───── SUPPLIED ENTRIES

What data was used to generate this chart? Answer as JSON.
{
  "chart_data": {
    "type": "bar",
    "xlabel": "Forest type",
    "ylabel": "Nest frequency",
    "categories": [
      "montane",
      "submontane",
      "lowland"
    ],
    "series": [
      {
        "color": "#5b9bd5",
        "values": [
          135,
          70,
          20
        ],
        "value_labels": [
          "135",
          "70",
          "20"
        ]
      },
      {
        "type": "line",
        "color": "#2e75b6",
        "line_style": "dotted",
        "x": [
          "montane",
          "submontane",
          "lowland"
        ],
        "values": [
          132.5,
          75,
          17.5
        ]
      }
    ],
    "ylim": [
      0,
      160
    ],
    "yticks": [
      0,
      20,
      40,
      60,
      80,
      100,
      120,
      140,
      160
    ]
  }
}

──────────
───── SUPPLIED ENTRIES

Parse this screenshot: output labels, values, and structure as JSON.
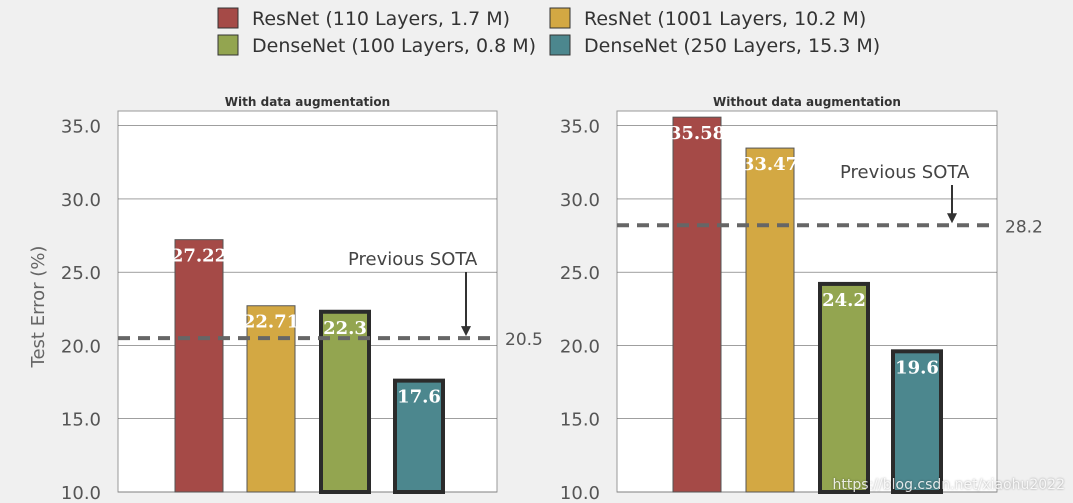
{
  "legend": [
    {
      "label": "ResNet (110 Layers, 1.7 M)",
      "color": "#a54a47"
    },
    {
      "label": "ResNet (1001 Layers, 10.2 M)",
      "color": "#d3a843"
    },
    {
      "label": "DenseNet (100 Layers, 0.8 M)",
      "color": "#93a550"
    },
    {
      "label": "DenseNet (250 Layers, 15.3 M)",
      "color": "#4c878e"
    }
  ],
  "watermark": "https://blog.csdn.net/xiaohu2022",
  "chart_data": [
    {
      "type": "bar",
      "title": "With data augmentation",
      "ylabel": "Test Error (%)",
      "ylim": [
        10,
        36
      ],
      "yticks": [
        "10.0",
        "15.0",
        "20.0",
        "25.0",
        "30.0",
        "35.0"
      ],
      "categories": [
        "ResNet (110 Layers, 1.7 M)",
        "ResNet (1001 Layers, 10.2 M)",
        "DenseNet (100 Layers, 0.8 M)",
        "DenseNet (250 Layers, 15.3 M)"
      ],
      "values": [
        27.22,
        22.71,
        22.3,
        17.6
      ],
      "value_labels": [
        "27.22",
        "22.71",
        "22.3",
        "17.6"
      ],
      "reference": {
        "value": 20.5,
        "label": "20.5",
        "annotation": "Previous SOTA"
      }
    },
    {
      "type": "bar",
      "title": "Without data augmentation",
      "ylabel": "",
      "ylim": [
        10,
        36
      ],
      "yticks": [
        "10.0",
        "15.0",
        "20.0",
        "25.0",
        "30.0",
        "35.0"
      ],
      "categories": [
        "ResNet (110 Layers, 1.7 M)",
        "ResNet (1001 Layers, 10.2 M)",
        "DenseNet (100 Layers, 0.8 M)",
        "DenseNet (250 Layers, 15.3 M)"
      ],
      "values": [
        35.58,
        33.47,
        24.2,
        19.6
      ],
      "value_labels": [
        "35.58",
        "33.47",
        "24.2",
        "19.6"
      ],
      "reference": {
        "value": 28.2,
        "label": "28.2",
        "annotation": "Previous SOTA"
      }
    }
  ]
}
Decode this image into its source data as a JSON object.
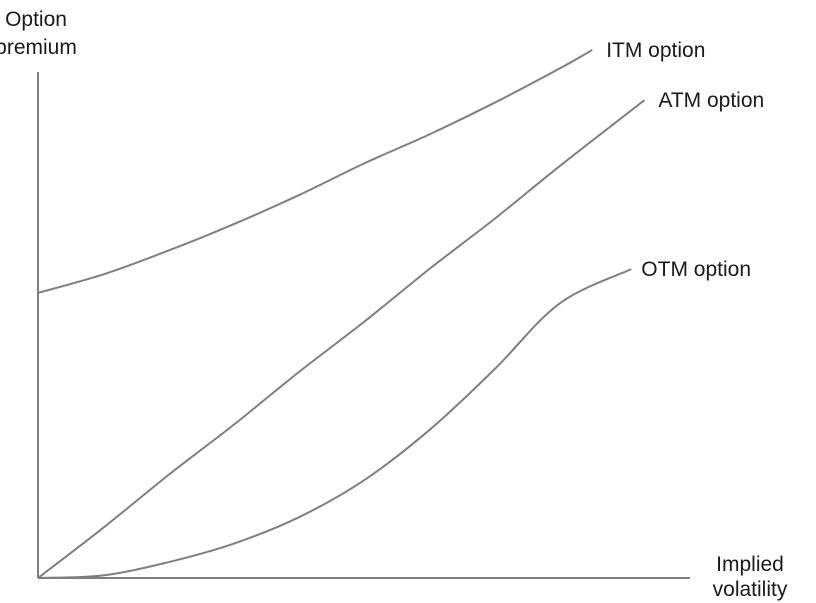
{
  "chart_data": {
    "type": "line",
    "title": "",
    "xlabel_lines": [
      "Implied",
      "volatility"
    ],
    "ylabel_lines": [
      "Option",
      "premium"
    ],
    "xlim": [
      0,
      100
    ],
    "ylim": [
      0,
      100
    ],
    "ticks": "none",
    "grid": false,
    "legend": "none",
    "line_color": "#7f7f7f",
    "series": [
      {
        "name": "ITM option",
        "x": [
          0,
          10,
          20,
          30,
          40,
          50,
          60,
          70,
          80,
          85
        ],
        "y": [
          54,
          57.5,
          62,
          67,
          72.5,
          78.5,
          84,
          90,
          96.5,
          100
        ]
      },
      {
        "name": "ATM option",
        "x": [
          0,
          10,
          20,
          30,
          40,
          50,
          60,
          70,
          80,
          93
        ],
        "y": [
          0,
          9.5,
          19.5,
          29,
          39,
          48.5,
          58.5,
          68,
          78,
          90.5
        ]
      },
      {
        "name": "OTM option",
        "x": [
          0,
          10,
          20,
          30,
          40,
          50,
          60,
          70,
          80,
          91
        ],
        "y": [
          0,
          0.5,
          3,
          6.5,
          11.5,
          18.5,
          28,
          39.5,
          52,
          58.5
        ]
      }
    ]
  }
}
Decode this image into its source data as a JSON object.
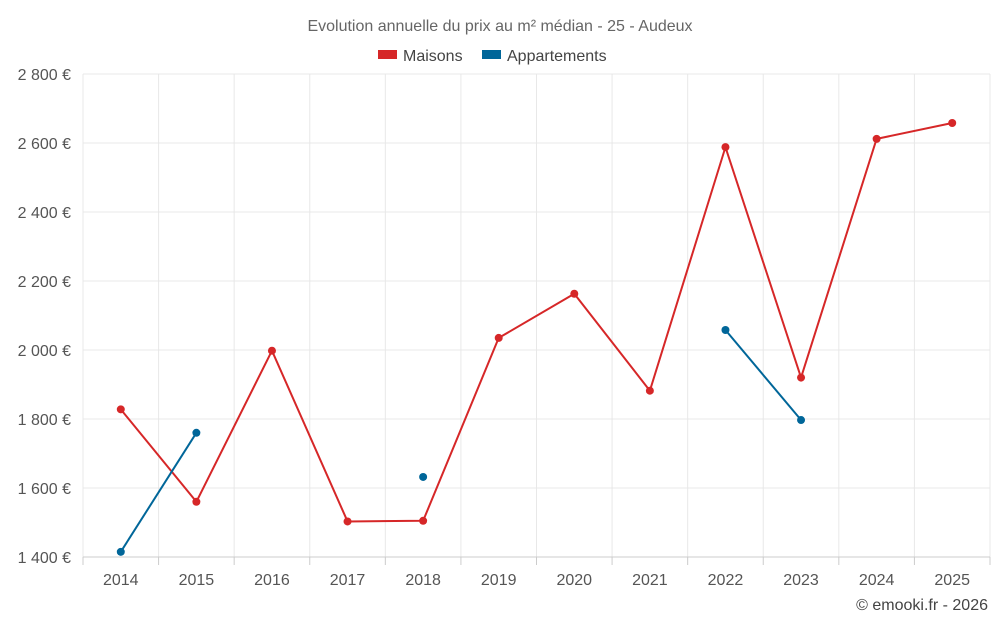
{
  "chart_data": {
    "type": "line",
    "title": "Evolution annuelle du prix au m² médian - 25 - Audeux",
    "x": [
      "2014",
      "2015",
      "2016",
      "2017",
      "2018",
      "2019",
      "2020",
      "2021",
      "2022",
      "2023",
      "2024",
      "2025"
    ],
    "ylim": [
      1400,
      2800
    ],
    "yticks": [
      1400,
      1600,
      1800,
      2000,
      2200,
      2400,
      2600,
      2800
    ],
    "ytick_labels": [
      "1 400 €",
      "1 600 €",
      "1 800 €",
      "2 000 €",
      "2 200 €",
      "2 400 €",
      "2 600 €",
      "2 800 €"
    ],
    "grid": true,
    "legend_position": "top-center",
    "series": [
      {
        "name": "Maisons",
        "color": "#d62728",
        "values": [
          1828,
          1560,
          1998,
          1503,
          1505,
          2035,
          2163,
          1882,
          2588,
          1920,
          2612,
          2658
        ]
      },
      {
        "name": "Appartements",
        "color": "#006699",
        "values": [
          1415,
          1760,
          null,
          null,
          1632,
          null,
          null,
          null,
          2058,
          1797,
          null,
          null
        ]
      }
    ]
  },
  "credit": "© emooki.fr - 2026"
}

──────────

■ TASK REQUIREMENTS
What is the number of lines above that contain the string "title"? Answer with the number alone.

■ COMPLETED TASK
4